───── Passage ─────

The talks are in a "very, very nascent" stage and no potential buyer or partner has been approached so far, and it remains unclear how the process will pan out, the person added.

"Talks have begun internally (on) what makes sense to do," said the source, adding discussions were being driven by executives at Disney headquarters in the U.S.

Disney did not respond to a Reuters request for comment. The company's shares closed up 1.6% on Tuesday.

The Wall Street Journal was first to report news of Disney's talks and said the company had reached out to at least one bank about ways to help the India business grow, while sharing some of the costs.

The discussions come at a time when Disney has faced increasing pressure due to the emergence of Reliance Industries' (RELI.NS) streaming platform JioCinema, run by Asia's richest man, Mukesh Ambani. He has been marketing his streaming platform by offering free access to Indian Premier League cricket tournament, digital rights of which were earlier with Disney.

Research firm CLSA has estimated Disney+ Hotstar's subscriber base shrank by nearly 5 million users in India after it lost the digital rights for IPL.

─────

### Required tasks:
- 1) Sum up the passage about Disney's India business in two sentences.
- 2) In the passage about Disney's India business, which publication was first to report the talks?
- 3) Write what comes next in the passage about Disney's India business, starting after its last sentence.

───── Records ─────

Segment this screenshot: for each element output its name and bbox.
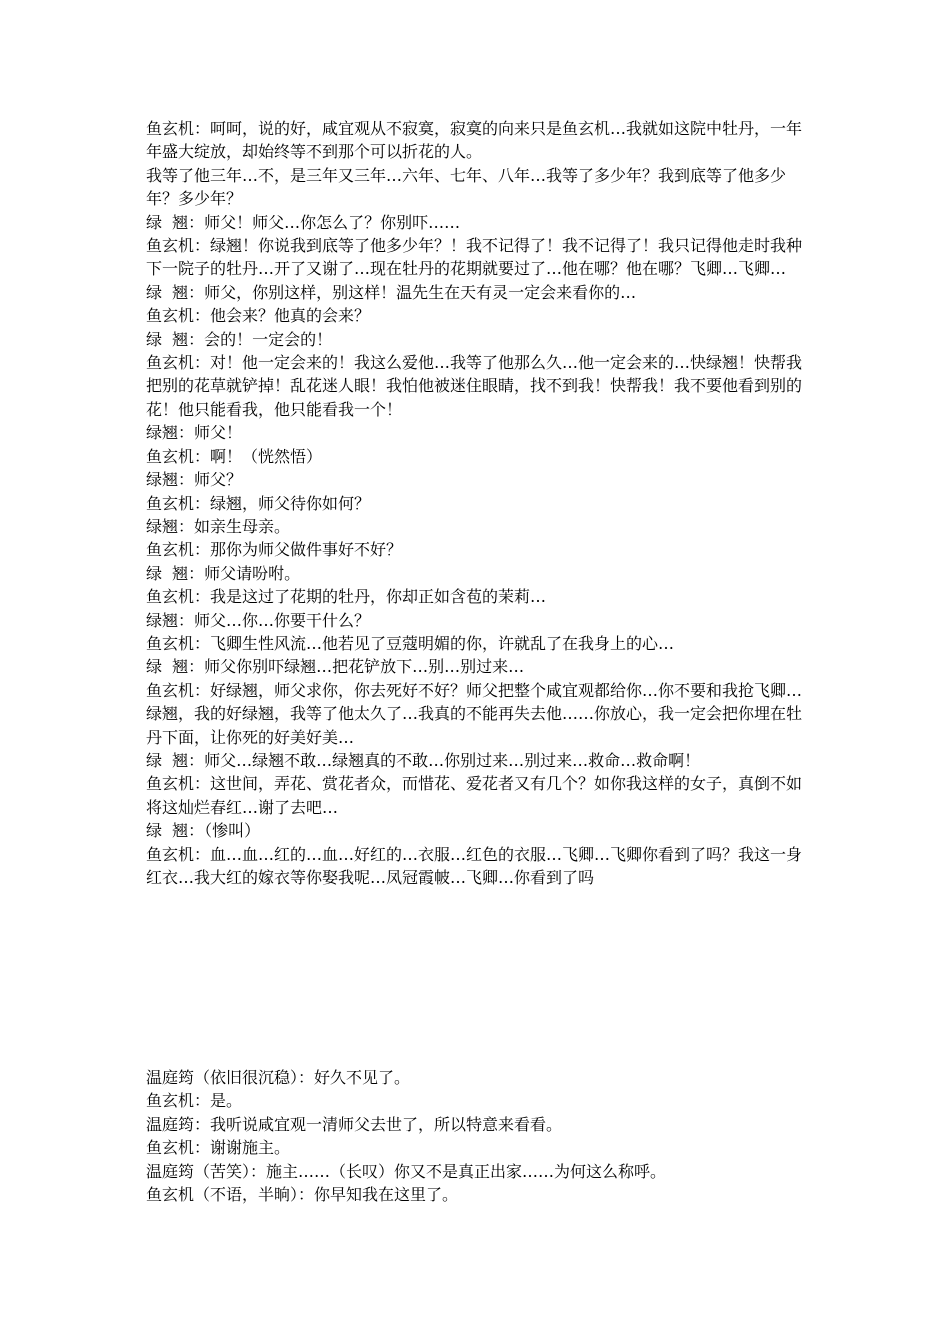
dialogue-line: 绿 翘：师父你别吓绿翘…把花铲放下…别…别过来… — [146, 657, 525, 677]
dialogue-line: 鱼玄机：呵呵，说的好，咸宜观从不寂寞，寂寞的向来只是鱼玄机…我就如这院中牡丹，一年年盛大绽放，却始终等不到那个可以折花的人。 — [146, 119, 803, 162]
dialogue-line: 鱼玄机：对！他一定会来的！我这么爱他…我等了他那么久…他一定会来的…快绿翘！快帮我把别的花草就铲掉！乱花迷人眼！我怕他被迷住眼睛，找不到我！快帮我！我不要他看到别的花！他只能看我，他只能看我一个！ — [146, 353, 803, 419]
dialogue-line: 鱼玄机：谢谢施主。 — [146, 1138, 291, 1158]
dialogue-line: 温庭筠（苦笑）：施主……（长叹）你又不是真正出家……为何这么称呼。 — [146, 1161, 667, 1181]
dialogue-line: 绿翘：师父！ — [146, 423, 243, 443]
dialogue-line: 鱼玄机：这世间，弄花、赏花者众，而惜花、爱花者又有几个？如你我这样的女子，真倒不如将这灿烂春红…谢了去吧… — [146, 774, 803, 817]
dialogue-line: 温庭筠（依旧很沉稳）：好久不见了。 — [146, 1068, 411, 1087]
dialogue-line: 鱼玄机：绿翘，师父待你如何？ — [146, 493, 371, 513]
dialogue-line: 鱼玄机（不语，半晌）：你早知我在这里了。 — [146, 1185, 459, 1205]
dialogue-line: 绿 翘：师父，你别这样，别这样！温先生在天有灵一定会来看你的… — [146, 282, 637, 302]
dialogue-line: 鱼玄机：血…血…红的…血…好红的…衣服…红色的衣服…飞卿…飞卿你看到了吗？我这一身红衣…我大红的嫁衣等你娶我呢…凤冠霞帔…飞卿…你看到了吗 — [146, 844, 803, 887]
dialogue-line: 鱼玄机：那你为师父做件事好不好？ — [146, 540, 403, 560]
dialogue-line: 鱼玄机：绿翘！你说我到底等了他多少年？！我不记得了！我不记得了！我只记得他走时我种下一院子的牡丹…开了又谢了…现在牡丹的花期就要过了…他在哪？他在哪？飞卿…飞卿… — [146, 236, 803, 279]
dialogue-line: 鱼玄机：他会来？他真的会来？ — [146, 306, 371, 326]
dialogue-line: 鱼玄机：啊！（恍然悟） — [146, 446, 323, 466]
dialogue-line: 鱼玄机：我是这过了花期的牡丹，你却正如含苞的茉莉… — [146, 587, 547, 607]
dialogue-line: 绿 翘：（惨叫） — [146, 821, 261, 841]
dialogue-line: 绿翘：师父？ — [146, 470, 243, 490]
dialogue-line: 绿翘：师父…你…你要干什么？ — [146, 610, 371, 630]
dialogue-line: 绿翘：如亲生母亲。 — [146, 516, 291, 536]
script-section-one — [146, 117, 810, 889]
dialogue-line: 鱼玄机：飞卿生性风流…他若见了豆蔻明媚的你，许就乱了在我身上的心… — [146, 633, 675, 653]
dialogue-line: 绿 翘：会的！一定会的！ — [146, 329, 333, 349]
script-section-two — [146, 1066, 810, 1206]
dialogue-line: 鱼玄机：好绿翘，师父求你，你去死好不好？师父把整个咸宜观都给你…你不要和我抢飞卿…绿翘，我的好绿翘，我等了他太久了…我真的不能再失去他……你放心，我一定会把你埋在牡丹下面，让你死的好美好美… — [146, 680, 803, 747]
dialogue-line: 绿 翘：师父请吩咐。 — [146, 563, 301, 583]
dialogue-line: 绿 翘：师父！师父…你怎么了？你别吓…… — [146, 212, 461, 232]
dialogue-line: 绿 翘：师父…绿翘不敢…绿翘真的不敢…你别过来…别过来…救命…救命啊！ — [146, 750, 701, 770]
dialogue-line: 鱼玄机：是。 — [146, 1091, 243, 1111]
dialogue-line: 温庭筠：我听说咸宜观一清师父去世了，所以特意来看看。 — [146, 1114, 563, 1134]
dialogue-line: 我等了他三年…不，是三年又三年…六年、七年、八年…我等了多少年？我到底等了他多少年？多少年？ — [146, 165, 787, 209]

─────
───── Records ─────

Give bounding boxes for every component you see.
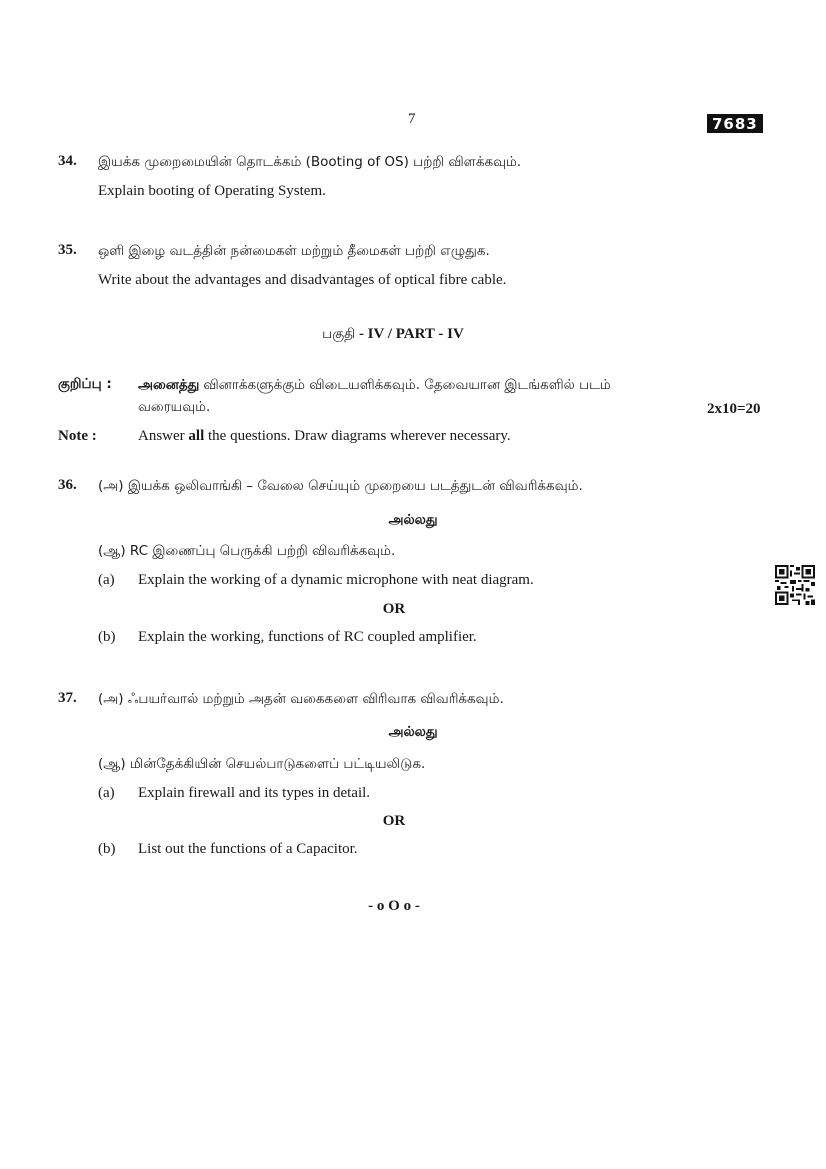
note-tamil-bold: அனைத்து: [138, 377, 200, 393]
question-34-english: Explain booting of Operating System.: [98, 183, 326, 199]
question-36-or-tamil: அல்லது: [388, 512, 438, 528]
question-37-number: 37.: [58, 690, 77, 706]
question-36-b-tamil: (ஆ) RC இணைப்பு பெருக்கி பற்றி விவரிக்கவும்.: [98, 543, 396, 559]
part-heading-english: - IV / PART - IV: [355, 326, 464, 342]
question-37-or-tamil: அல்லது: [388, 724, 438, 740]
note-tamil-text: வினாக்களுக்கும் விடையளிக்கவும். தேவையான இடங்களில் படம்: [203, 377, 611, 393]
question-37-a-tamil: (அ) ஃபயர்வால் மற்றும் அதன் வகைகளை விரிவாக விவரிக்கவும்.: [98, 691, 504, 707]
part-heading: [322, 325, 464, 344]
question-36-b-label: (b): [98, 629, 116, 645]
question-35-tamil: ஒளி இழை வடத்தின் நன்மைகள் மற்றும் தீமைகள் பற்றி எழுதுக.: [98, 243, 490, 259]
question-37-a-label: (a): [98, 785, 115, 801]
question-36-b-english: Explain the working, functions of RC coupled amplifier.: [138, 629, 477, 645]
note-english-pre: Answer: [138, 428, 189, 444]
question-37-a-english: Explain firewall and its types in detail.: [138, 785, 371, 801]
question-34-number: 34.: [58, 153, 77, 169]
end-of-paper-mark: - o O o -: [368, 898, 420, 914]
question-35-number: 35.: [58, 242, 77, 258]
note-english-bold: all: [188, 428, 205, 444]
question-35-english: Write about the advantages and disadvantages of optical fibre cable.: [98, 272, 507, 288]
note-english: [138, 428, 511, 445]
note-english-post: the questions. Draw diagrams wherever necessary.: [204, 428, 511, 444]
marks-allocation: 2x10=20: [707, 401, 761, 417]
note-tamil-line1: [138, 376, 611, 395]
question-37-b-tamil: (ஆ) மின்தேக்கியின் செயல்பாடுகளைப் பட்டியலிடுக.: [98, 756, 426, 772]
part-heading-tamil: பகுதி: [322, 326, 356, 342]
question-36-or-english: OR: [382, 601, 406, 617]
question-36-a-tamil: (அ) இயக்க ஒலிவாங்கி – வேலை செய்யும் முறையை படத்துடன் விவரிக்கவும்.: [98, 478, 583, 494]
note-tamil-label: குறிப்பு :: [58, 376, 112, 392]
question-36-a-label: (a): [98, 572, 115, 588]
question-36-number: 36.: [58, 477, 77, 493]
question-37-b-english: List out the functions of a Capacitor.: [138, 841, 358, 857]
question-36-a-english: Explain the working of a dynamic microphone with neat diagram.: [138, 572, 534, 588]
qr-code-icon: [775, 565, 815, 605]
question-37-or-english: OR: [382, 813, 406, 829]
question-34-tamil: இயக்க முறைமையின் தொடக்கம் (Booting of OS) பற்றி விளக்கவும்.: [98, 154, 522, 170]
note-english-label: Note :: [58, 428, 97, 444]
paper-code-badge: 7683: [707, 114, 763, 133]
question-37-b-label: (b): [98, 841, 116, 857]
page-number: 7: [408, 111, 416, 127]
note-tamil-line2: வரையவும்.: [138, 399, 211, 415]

─────
───── Records ─────

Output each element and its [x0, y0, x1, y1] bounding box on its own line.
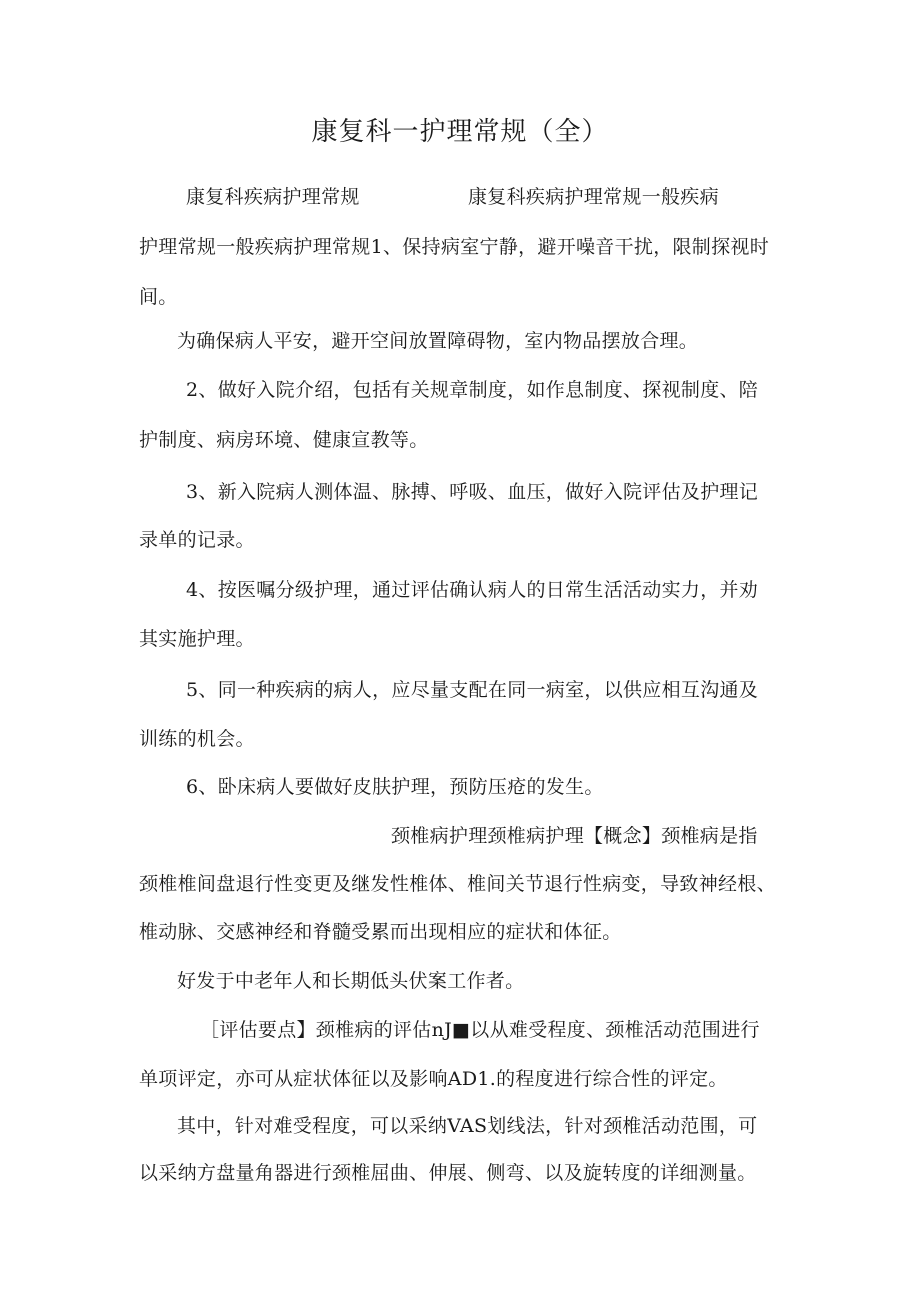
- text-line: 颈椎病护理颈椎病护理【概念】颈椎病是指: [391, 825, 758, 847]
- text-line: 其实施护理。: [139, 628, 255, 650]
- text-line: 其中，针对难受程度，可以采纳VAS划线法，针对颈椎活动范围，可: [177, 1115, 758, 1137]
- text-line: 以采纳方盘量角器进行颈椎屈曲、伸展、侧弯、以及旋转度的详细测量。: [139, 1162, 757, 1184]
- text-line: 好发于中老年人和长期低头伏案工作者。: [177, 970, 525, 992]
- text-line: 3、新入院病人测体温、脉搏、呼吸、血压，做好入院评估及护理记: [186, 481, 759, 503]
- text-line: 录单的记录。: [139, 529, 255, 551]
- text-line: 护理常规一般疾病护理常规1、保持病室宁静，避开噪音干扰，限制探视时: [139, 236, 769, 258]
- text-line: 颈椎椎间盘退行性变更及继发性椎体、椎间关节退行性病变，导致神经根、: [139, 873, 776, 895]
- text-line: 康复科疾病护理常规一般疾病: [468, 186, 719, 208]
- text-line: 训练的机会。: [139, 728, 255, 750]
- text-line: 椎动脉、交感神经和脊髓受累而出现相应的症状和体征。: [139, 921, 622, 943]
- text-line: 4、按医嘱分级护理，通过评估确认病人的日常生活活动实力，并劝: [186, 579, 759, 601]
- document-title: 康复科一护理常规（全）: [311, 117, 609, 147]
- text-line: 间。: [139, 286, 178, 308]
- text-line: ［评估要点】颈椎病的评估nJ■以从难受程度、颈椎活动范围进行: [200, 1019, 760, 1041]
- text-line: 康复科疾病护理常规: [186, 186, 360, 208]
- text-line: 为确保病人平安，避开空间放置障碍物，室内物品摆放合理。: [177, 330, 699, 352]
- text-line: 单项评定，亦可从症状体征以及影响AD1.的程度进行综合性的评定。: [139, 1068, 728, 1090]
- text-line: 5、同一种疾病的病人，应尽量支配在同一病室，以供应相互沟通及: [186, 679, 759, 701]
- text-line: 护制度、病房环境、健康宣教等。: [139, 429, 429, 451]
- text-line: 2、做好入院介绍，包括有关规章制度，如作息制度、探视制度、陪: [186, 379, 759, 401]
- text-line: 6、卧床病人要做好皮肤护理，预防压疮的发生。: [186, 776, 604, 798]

─────

### Exercise responses:
- 1) Executives at Disney's U.S. headquarters are driving very early internal talks about the company's India business, and no potential buyer or partner has been approached so far. The talks come as Disney faces growing pressure from Reliance Industries' JioCinema, which offers free access to the Indian Premier League cricket tournament, and CLSA estimates that Disney+ Hotstar lost nearly 5 million users in India after losing the IPL digital rights.

- 2) The Wall Street Journal.

- 3)
Reliance's broadcast venture Viacom18, which runs JioCinema, also struck a deal with Warner Bros in April for HBO and other popular content such as Succession. Several of these top rated shows earlier aired in India on the Disney platform.

Viacom18's shareholders include Reliance, Paramount Global (PARA.O) as well as Bodhi Tree, which is a joint venture between James Murdoch and a former Star India executive, Uday Shankar.

Disney's India business comprises the Disney+ Hotstar streaming service and Star India, which it took over when it acquired the entertainment assets of 21st Century Fox in 2019.

The source, who declined to be named as the talks are confidential, said it will be difficult to find an outright buyer in India as the enterprise value of the India business was seen around $15-16 billion when Disney took over Fox's business.

Star India, which was rebranded as Disney Star last year, encompasses dozens of TV channels and a stake in a movie production company.

Disney, like its peers in streaming and the wider media industry, is cutting costs as macro economic headwinds weigh on its advertising revenue and subscriber growth.

In February, the company said it would cut 7,000 jobs as part of an effort to save $5.5 billion in costs in a sweeping restructuring of the company.